▶ **Records about charts and figures**
○ ○ ○
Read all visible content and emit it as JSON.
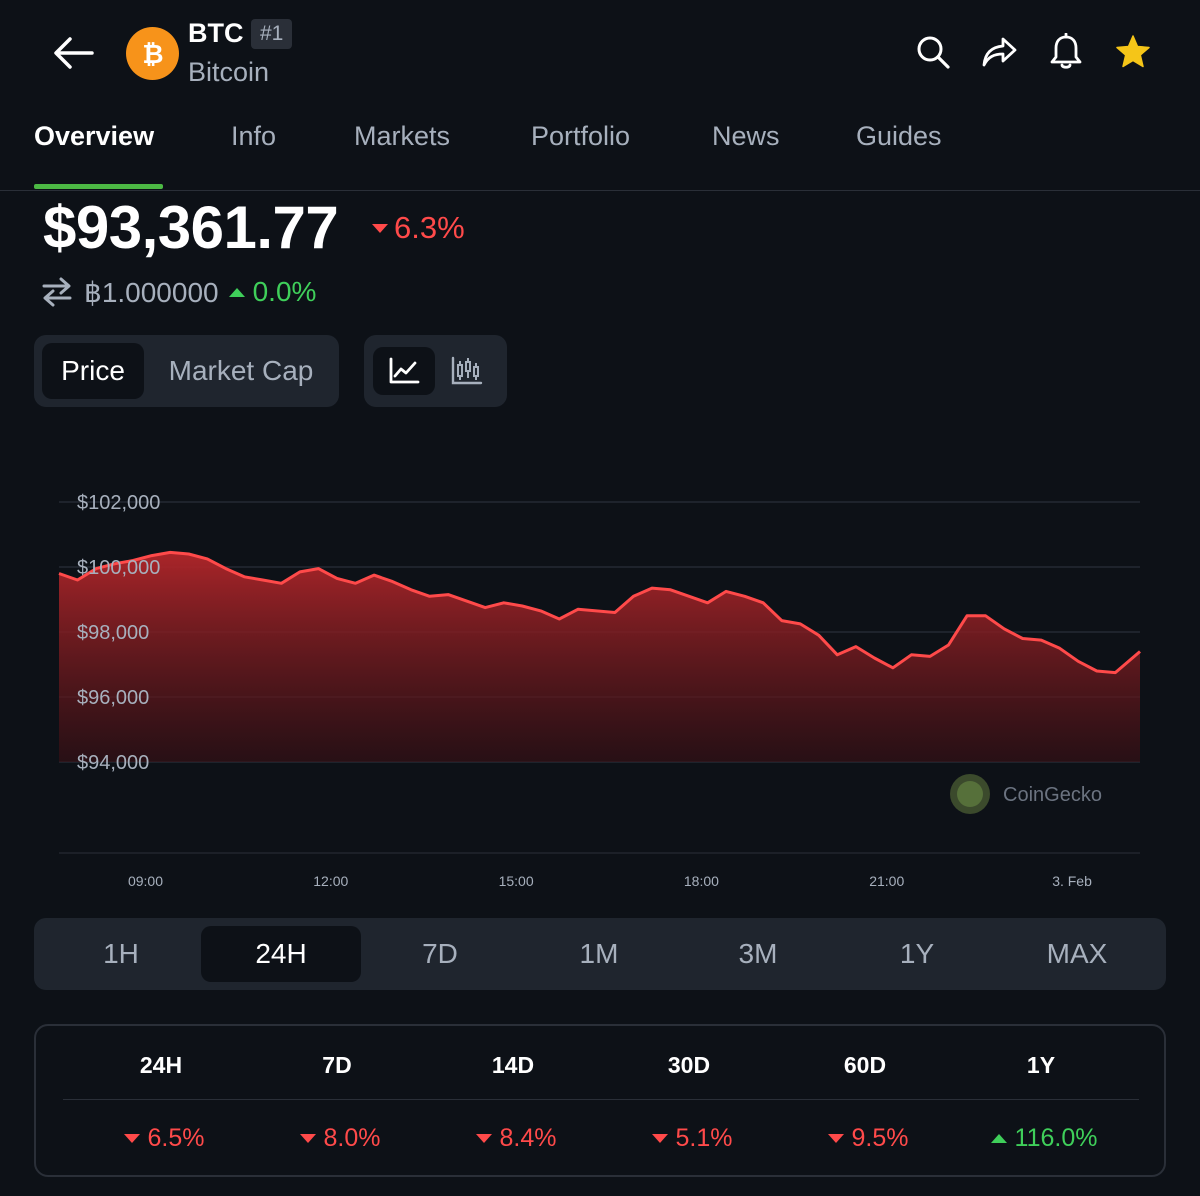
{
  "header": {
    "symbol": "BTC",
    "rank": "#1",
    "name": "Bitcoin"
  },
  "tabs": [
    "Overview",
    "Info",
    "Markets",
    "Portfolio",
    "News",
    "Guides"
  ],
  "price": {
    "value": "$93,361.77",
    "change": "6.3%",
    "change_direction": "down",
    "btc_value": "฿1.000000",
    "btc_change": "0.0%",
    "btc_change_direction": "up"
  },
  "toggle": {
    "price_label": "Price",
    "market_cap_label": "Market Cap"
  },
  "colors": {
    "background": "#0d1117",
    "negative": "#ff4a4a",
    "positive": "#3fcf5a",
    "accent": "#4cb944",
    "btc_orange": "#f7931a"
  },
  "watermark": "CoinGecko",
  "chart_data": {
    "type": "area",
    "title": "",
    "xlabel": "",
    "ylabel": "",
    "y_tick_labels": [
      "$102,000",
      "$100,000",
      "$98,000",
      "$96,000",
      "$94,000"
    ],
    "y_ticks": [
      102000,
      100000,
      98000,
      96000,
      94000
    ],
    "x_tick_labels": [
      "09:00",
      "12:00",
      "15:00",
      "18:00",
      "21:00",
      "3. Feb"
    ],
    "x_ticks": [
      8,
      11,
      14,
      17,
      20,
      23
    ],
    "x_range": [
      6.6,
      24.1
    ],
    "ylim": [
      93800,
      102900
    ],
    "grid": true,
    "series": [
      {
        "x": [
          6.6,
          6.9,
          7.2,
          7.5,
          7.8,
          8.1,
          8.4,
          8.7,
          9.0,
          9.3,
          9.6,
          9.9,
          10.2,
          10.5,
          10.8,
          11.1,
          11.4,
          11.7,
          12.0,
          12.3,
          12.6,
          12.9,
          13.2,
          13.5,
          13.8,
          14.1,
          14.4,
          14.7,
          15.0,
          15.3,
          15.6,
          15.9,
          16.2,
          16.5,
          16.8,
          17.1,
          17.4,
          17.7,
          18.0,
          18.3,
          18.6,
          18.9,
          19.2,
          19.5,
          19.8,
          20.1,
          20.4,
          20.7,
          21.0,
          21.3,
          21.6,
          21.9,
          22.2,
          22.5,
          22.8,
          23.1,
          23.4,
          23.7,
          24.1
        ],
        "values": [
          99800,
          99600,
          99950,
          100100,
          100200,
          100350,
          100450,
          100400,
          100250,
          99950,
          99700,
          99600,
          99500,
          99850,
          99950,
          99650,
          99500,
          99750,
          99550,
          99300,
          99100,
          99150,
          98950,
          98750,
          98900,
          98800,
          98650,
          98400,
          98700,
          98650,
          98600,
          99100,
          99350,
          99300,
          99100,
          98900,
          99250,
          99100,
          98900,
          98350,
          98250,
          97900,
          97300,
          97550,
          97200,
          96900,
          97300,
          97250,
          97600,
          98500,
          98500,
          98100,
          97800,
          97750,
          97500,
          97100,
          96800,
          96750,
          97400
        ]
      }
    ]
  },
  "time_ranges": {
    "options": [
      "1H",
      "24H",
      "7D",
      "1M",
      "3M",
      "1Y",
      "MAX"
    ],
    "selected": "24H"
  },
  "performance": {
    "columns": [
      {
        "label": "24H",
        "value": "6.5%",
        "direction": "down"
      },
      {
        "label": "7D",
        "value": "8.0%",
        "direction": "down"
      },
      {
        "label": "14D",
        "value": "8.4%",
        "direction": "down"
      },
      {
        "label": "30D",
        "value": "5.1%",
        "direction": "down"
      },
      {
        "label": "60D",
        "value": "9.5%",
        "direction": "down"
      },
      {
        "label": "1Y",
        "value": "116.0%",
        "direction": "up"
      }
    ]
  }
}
○ ○ ○
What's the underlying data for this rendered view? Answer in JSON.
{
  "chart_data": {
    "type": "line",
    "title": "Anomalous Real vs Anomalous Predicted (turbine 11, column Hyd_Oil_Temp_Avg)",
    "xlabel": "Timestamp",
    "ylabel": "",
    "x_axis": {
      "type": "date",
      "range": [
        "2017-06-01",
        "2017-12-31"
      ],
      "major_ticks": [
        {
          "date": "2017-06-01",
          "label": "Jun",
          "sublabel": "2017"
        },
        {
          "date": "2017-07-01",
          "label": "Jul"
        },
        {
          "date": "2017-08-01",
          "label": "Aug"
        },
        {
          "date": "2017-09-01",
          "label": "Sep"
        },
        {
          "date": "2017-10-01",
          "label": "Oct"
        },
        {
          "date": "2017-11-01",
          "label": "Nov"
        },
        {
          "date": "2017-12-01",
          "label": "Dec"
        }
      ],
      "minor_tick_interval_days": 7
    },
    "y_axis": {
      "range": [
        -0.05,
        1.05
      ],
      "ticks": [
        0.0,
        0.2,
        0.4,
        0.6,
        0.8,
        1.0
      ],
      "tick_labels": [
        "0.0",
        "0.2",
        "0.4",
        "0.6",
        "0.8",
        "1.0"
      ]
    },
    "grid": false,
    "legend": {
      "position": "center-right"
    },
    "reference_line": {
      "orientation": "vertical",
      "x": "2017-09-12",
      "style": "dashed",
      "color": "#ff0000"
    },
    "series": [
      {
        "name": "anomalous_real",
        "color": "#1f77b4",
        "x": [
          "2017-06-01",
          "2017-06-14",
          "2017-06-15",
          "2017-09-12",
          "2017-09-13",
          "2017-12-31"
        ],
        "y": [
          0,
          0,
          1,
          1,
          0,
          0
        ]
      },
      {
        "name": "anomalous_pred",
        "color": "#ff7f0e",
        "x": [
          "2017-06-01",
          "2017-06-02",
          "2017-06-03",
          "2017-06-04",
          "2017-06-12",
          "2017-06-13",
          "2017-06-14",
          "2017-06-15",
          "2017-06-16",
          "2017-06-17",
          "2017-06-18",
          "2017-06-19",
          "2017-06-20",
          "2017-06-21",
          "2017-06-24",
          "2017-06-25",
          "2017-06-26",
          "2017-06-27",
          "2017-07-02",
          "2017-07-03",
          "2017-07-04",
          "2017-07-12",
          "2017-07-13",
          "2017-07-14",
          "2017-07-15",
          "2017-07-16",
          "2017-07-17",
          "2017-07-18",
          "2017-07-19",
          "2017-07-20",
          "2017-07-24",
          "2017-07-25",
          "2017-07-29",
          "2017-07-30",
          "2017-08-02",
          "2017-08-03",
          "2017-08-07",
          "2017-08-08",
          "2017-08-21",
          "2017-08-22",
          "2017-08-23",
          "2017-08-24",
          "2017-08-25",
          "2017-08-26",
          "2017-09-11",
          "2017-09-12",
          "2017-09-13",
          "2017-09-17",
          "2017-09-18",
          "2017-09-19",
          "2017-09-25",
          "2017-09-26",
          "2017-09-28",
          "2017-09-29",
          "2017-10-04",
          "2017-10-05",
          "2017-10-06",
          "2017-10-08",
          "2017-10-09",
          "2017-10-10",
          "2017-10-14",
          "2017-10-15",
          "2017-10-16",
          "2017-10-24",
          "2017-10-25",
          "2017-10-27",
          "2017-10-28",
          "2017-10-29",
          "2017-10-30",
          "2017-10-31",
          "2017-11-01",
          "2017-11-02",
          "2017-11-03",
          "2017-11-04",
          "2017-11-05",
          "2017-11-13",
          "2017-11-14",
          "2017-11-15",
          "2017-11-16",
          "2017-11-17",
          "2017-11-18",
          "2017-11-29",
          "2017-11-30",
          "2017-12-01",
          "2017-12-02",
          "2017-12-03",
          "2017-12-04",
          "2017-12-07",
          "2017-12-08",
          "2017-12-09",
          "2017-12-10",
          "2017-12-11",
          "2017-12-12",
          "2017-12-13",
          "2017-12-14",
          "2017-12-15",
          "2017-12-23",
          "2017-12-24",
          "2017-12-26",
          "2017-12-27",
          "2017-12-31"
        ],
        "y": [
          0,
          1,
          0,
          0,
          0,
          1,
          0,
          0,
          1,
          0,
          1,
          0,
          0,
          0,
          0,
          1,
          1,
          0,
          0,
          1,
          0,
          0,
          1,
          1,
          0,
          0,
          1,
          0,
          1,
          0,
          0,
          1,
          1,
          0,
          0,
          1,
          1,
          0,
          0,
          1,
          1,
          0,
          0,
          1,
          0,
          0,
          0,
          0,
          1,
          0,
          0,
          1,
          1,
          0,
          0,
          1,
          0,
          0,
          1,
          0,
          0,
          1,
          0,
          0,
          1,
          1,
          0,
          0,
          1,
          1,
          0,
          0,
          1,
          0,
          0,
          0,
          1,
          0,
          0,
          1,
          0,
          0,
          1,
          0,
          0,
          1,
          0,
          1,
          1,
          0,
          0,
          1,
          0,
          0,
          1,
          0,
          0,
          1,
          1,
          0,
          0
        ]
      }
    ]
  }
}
○ ○ ○
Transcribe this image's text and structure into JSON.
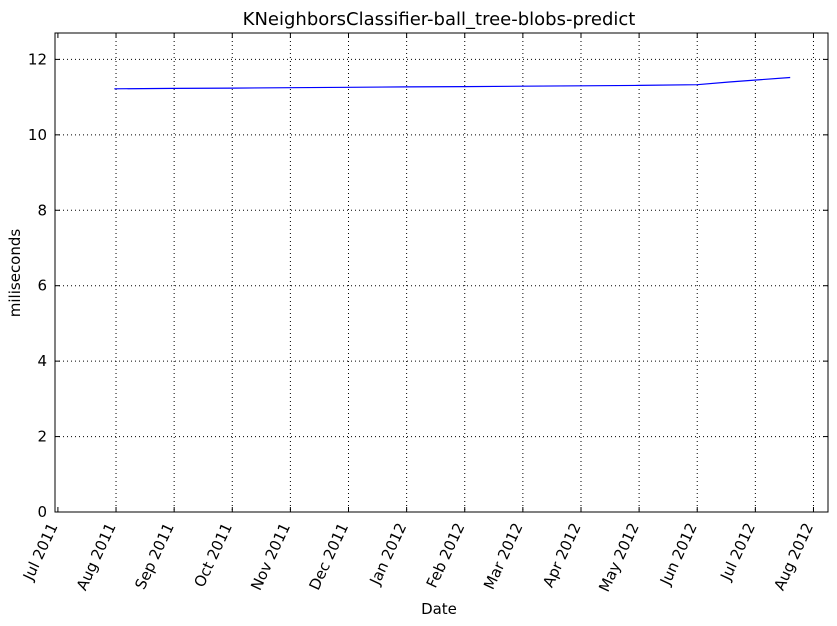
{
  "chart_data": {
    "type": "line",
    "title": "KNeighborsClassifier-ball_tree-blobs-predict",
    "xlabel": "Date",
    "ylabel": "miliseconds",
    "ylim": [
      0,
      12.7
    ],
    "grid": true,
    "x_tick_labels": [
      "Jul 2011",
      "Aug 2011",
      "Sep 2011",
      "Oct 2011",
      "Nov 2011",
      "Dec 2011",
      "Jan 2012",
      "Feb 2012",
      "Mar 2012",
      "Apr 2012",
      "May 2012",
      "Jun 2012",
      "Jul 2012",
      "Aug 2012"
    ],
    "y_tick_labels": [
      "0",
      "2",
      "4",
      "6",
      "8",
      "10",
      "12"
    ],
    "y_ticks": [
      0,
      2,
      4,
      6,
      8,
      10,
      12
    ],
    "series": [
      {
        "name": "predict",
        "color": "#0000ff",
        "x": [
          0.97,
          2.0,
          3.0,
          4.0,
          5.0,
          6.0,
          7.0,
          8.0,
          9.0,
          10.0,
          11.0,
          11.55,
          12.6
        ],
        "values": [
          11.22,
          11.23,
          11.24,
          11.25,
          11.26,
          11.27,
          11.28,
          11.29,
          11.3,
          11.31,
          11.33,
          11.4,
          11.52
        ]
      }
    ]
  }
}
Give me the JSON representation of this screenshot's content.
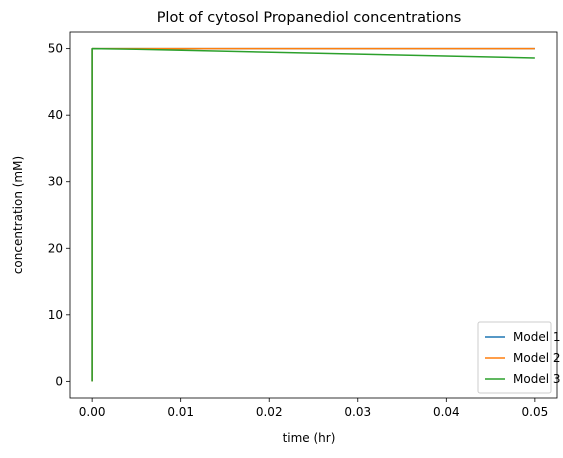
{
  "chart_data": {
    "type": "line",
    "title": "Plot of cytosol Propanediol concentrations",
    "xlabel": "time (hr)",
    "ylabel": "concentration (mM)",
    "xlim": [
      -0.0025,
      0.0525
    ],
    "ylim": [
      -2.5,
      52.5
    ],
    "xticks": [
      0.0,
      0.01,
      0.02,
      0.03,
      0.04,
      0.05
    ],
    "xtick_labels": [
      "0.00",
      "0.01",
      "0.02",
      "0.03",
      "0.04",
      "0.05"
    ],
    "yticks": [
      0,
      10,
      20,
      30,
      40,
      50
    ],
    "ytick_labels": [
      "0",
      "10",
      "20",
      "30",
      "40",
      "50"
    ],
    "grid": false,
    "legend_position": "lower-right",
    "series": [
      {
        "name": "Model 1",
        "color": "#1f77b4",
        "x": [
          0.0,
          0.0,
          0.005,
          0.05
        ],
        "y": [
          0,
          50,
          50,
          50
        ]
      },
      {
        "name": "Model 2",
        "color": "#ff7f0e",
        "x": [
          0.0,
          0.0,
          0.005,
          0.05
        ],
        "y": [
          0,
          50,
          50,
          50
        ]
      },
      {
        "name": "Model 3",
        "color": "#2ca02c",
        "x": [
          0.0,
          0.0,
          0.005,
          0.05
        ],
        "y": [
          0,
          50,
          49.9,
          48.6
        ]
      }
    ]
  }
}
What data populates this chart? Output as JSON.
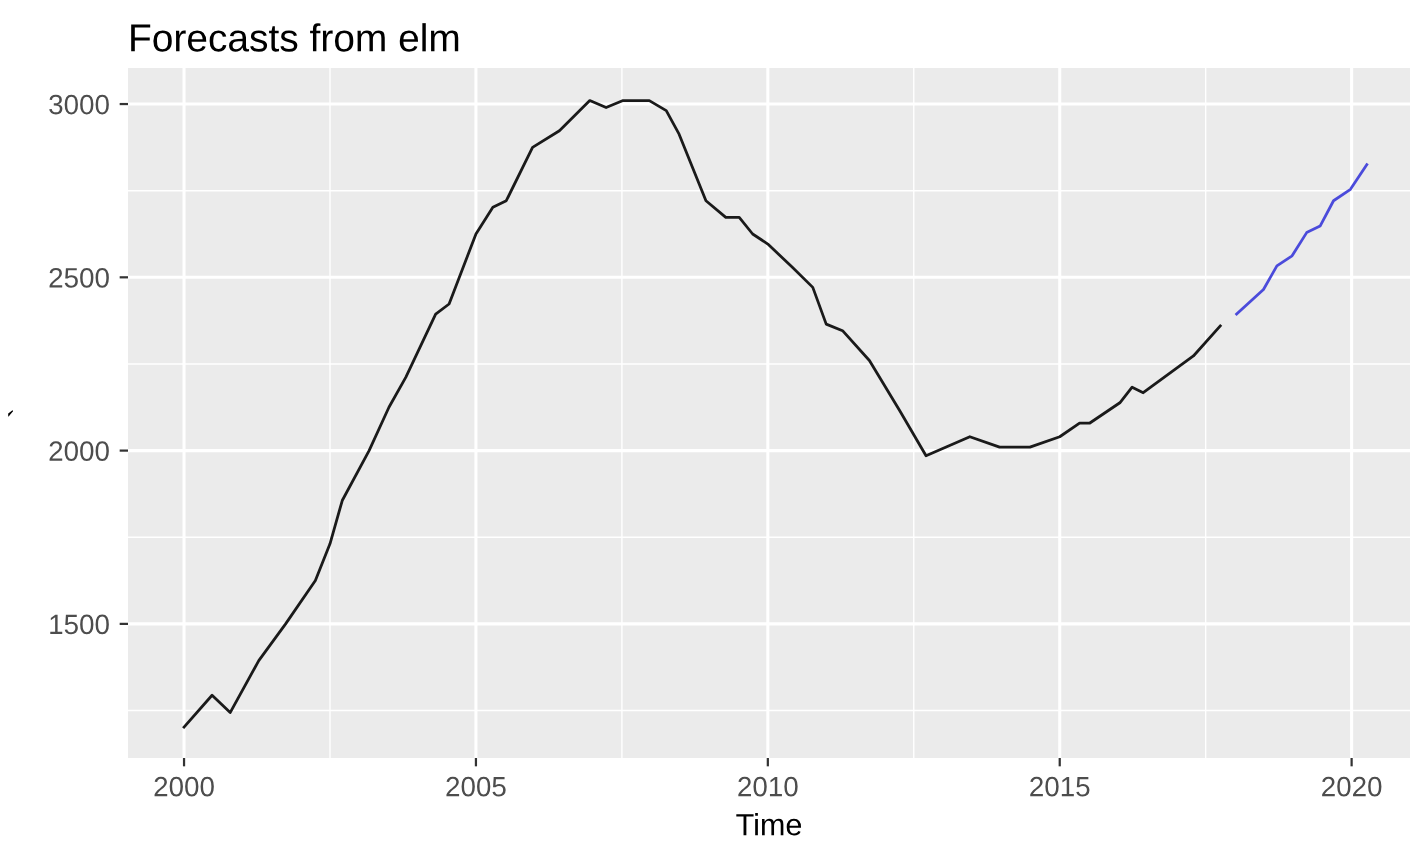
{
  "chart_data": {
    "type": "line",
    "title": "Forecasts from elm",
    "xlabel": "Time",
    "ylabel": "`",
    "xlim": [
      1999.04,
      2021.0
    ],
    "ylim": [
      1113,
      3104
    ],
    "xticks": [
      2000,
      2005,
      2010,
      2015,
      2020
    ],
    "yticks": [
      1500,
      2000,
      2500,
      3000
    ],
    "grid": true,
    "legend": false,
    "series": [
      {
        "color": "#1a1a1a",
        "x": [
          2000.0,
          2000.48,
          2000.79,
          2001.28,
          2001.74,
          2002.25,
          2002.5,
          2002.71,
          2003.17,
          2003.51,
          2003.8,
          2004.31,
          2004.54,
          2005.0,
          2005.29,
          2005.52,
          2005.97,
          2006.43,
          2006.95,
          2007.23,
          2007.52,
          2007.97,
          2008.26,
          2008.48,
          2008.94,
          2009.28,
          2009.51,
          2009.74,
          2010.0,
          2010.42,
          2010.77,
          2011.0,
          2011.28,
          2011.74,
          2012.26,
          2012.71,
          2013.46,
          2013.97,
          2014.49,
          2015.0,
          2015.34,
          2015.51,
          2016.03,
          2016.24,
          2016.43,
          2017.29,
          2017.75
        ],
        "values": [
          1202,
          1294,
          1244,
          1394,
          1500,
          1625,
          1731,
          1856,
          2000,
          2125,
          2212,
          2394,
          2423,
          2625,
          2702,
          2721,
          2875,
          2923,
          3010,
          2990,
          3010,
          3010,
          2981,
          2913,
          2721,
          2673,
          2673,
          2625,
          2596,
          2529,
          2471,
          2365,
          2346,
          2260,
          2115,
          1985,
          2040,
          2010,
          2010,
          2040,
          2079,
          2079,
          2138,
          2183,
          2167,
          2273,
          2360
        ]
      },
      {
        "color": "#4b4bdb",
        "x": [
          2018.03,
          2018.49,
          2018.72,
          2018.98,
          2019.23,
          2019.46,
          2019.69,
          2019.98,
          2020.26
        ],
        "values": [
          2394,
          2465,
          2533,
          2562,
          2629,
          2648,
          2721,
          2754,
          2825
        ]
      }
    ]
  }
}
○ ○ ○
▶ **DESCRIPTION OF THE TASK**
Pick out each line that holds the string "ylabel".

▶ **RESPONSE FOR THIS EXERCISE**
    "ylabel": "",
    "ylabel": "",
    "ylabel": "miliseconds",
    "ylabel": "concentration (mM)",
    "ylabel": "`",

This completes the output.